(Direction)
Transcribe the listing below word for word.

(Records to use)
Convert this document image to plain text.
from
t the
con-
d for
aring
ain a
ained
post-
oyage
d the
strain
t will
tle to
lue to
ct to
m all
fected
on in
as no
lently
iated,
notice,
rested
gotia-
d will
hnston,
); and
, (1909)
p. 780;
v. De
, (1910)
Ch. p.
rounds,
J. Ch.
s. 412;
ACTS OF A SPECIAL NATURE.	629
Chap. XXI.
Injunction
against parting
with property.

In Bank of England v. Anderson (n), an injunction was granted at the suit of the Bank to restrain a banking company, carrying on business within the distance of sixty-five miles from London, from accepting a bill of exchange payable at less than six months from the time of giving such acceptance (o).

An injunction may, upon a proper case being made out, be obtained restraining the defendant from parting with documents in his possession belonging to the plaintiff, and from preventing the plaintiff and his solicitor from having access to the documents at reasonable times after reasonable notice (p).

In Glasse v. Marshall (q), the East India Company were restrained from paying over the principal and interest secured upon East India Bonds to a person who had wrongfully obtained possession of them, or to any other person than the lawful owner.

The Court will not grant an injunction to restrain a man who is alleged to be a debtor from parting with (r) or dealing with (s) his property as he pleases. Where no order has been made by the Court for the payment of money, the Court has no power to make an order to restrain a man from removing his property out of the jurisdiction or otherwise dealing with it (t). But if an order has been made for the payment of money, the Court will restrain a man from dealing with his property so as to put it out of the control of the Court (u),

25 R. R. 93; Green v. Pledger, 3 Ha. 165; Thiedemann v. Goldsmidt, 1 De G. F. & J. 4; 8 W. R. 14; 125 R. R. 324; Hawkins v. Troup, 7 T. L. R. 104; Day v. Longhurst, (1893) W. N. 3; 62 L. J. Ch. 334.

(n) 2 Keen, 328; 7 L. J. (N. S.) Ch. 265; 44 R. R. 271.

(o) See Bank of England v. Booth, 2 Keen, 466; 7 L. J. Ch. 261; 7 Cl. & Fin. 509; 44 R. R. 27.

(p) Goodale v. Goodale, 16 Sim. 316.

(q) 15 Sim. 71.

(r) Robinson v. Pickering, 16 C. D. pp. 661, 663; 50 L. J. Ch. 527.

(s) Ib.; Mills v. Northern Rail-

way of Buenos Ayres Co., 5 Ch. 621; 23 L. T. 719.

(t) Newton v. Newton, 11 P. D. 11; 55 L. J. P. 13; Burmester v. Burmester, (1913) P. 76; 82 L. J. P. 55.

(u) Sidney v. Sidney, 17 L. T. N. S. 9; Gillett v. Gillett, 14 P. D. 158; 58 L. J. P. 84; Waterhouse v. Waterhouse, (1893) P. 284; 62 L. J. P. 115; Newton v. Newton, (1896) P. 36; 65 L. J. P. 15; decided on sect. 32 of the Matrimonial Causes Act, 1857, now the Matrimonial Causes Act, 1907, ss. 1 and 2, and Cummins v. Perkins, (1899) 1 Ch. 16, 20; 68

(Output of the exercise)
Convert this document image to plain text.
from
t the
con-
d for
aring
ain a
ained
post-
oyage
d the
strain
t will
tle to
lue to
ct to
m all
fected
on in
as no
lently
iated,
notice,
rested
gotia-
d will
hnston,
); and
, (1909)
p. 780;
v. De
, (1910)
Ch. p.
rounds,
J. Ch.
s. 412;
ACTS OF A SPECIAL NATURE.	629
Chap. XXI.
Injunction
against parting
with property.

In Bank of England v. Anderson (n), an injunction was granted at the suit of the Bank to restrain a banking company, carrying on business within the distance of sixty-five miles from London, from accepting a bill of exchange payable at less than six months from the time of giving such acceptance (o).

An injunction may, upon a proper case being made out, be obtained restraining the defendant from parting with documents in his possession belonging to the plaintiff, and from preventing the plaintiff and his solicitor from having access to the documents at reasonable times after reasonable notice (p).

In Glasse v. Marshall (q), the East India Company were restrained from paying over the principal and interest secured upon East India Bonds to a person who had wrongfully obtained possession of them, or to any other person than the lawful owner.

The Court will not grant an injunction to restrain a man who is alleged to be a debtor from parting with (r) or dealing with (s) his property as he pleases. Where no order has been made by the Court for the payment of money, the Court has no power to make an order to restrain a man from removing his property out of the jurisdiction or otherwise dealing with it (t). But if an order has been made for the payment of money, the Court will restrain a man from dealing with his property so as to put it out of the control of the Court (u),

25 R. R. 93; Green v. Pledger, 3 Ha. 165; Thiedemann v. Goldsmidt, 1 De G. F. & J. 4; 8 W. R. 14; 125 R. R. 324; Hawkins v. Troup, 7 T. L. R. 104; Day v. Longhurst, (1893) W. N. 3; 62 L. J. Ch. 334.

(n) 2 Keen, 328; 7 L. J. (N. S.) Ch. 265; 44 R. R. 271.

(o) See Bank of England v. Booth, 2 Keen, 466; 7 L. J. Ch. 261; 7 Cl. & Fin. 509; 44 R. R. 27.

(p) Goodale v. Goodale, 16 Sim. 316.

(q) 15 Sim. 71.

(r) Robinson v. Pickering, 16 C. D. pp. 661, 663; 50 L. J. Ch. 527.

(s) Ib.; Mills v. Northern Rail-

way of Buenos Ayres Co., 5 Ch. 621; 23 L. T. 719.

(t) Newton v. Newton, 11 P. D. 11; 55 L. J. P. 13; Burmester v. Burmester, (1913) P. 76; 82 L. J. P. 55.

(u) Sidney v. Sidney, 17 L. T. N. S. 9; Gillett v. Gillett, 14 P. D. 158; 58 L. J. P. 84; Waterhouse v. Waterhouse, (1893) P. 284; 62 L. J. P. 115; Newton v. Newton, (1896) P. 36; 65 L. J. P. 15; decided on sect. 32 of the Matrimonial Causes Act, 1857, now the Matrimonial Causes Act, 1907, ss. 1 and 2, and Cummins v. Perkins, (1899) 1 Ch. 16, 20; 68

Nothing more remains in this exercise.